# MATERIAL TO PROCESS

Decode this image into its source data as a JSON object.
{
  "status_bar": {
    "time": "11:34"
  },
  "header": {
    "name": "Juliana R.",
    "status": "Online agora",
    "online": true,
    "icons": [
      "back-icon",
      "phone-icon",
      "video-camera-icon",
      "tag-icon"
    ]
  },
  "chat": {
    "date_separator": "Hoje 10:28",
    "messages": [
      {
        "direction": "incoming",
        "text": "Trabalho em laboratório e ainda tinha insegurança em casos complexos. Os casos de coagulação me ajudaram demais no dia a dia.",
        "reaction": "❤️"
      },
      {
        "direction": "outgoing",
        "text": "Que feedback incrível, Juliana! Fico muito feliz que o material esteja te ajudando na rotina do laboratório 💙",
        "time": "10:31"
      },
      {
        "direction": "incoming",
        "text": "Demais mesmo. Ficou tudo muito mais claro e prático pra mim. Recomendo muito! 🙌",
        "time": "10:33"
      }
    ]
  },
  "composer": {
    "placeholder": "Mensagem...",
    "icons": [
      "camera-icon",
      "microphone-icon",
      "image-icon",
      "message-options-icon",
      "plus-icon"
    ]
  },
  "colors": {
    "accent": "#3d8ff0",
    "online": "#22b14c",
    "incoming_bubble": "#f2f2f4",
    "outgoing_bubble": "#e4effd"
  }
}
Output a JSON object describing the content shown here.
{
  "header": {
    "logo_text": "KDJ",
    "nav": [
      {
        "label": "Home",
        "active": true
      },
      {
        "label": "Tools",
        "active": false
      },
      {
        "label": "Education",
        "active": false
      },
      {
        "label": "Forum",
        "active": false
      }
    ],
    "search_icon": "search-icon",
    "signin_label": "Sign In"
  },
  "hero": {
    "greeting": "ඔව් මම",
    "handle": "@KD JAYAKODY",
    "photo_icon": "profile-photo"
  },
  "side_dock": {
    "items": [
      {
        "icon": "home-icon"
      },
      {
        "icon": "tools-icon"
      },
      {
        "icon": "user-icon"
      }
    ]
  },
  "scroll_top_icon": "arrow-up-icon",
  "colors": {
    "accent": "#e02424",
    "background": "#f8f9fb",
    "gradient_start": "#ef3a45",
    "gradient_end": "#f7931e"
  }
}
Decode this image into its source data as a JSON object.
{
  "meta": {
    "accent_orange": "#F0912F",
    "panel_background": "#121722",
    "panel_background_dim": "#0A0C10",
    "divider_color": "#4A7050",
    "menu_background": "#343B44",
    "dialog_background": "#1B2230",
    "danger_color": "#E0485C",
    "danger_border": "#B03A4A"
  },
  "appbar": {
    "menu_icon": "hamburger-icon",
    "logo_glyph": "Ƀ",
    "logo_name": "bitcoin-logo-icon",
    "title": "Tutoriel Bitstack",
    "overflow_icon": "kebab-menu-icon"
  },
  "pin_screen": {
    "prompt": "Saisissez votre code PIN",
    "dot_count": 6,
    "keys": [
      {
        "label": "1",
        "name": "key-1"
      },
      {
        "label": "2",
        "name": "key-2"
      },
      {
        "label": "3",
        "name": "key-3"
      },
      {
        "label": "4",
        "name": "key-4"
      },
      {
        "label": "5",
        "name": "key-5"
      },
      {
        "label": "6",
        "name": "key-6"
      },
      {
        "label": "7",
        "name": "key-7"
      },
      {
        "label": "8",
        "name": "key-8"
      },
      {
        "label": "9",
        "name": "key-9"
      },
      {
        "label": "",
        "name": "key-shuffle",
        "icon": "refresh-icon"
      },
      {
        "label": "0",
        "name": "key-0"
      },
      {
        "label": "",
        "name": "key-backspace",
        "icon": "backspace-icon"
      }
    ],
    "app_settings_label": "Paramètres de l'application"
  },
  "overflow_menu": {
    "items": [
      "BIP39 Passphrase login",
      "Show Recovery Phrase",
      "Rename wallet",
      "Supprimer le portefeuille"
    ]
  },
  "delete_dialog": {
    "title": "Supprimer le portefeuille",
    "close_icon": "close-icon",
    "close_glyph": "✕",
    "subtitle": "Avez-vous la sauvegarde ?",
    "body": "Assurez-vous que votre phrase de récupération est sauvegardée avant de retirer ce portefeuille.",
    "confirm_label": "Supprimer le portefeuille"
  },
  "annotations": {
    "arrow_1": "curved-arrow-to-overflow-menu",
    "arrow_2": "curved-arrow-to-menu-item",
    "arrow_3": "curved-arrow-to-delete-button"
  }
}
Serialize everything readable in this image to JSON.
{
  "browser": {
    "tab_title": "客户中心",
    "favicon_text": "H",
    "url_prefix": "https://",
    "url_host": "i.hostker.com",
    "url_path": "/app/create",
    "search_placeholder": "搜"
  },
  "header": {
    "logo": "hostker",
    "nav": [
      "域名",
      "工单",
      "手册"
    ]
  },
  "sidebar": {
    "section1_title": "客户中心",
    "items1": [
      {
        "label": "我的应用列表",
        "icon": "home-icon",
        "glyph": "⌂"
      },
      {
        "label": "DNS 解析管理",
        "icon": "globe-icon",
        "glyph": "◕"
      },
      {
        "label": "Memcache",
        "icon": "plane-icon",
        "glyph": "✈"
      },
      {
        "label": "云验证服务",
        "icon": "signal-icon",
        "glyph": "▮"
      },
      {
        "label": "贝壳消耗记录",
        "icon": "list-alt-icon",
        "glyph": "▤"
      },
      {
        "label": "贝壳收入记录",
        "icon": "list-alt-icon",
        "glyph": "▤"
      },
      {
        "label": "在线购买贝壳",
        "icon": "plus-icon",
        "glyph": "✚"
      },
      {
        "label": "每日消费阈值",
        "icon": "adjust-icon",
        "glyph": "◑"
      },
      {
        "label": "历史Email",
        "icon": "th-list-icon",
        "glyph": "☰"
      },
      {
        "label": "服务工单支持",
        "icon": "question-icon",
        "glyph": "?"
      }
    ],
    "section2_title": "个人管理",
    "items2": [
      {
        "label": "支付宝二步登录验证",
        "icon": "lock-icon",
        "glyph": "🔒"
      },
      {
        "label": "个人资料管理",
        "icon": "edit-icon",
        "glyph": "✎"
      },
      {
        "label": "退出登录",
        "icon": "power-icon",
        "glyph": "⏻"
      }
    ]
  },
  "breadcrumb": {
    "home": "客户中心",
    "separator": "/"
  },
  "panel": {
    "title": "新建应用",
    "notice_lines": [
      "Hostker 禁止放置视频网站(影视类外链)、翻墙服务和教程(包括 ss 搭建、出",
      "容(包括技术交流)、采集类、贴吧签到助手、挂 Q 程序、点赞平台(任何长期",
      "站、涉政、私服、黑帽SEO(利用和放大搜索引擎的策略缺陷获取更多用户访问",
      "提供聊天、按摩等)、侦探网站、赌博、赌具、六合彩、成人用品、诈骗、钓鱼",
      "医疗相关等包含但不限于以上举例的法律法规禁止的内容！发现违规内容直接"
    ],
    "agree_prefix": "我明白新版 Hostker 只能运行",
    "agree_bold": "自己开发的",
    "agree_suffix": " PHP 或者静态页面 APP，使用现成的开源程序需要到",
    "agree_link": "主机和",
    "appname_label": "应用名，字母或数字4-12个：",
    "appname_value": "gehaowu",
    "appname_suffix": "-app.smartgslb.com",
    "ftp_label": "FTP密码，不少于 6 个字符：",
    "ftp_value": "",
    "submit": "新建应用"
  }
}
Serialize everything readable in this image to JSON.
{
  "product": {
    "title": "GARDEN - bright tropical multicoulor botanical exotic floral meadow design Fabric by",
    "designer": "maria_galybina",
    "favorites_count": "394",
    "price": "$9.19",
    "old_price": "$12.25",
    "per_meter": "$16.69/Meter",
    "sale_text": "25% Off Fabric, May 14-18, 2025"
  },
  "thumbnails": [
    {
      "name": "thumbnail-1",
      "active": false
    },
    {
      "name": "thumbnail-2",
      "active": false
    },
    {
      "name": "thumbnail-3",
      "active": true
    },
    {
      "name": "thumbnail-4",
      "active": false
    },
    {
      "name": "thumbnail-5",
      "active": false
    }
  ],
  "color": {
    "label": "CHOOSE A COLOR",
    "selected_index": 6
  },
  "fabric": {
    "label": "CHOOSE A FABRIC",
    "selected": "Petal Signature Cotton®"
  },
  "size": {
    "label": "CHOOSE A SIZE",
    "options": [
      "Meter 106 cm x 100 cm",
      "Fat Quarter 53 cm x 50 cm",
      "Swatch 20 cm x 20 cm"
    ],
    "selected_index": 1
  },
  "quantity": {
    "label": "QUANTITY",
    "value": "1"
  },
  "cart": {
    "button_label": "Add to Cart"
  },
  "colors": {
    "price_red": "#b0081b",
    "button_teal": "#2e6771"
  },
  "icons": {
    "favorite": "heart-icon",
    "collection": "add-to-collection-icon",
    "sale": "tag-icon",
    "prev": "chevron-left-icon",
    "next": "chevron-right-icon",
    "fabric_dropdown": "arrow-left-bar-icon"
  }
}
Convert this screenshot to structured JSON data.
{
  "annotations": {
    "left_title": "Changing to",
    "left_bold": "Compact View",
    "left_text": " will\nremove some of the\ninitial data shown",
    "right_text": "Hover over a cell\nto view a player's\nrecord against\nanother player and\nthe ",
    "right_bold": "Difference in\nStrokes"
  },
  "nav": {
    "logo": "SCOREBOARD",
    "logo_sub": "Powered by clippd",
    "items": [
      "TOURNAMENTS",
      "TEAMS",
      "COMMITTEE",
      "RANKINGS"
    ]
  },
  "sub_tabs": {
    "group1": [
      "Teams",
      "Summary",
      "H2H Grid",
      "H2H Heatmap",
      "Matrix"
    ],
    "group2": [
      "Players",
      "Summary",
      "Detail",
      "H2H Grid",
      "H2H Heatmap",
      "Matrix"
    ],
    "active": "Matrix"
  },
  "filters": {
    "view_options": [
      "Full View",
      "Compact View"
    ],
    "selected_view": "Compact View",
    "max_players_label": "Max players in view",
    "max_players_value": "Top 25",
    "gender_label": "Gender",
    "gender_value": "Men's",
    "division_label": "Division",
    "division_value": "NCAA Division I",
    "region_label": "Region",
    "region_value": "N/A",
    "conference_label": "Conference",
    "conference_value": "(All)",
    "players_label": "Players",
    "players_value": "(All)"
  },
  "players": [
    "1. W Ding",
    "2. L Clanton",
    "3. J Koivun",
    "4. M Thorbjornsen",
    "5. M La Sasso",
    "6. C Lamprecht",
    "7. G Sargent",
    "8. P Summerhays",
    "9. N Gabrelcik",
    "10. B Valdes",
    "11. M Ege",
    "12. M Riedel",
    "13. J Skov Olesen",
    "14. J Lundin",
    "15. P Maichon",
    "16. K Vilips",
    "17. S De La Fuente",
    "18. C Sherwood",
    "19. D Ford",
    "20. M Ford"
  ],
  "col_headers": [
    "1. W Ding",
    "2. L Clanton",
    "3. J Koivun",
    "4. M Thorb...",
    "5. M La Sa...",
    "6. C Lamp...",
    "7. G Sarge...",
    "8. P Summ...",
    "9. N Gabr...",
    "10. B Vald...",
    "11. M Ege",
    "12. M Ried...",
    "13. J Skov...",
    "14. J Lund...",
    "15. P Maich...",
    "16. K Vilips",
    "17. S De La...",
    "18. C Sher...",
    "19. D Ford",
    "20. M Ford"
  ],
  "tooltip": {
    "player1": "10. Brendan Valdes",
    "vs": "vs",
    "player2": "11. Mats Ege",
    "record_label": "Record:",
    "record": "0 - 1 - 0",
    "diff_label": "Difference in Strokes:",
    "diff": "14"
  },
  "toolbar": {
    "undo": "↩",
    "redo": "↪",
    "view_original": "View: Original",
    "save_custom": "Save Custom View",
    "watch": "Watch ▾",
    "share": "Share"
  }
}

# CHALLENGE
Every line above that contains the word "portefeuille" should be reported.

# FINAL RESULT
      "Supprimer le portefeuille"
    "title": "Supprimer le portefeuille",
    "body": "Assurez-vous que votre phrase de récupération est sauvegardée avant de retirer ce portefeuille.",
    "confirm_label": "Supprimer le portefeuille"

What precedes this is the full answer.